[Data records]
**********

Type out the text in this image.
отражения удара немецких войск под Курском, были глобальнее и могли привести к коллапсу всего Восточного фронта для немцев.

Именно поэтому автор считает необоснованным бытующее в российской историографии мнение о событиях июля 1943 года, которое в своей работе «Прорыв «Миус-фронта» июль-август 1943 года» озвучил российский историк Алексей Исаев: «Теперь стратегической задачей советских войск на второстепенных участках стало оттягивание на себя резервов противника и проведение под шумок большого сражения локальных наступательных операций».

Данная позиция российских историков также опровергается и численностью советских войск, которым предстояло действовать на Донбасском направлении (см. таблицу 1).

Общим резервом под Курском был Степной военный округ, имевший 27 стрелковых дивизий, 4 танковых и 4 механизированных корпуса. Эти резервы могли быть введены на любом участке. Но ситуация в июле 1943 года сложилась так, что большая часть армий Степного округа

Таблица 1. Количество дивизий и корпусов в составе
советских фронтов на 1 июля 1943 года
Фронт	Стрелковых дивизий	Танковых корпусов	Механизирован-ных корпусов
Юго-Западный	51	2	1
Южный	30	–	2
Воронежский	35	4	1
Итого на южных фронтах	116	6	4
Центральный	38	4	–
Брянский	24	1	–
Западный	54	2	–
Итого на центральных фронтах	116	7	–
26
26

**********

Exercise prompt » Reproduce all of the entries word for word.

Exercise result »
Type out the text in this image.
отражения удара немецких войск под Курском, были глобальнее и могли привести к коллапсу всего Восточного фронта для немцев.

Именно поэтому автор считает необоснованным бытующее в российской историографии мнение о событиях июля 1943 года, которое в своей работе «Прорыв «Миус-фронта» июль-август 1943 года» озвучил российский историк Алексей Исаев: «Теперь стратегической задачей советских войск на второстепенных участках стало оттягивание на себя резервов противника и проведение под шумок большого сражения локальных наступательных операций».

Данная позиция российских историков также опровергается и численностью советских войск, которым предстояло действовать на Донбасском направлении (см. таблицу 1).

Общим резервом под Курском был Степной военный округ, имевший 27 стрелковых дивизий, 4 танковых и 4 механизированных корпуса. Эти резервы могли быть введены на любом участке. Но ситуация в июле 1943 года сложилась так, что большая часть армий Степного округа

Таблица 1. Количество дивизий и корпусов в составе
советских фронтов на 1 июля 1943 года
Фронт	Стрелковых дивизий	Танковых корпусов	Механизирован-ных корпусов
Юго-Западный	51	2	1
Южный	30	–	2
Воронежский	35	4	1
Итого на южных фронтах	116	6	4
Центральный	38	4	–
Брянский	24	1	–
Западный	54	2	–
Итого на центральных фронтах	116	7	–
26
26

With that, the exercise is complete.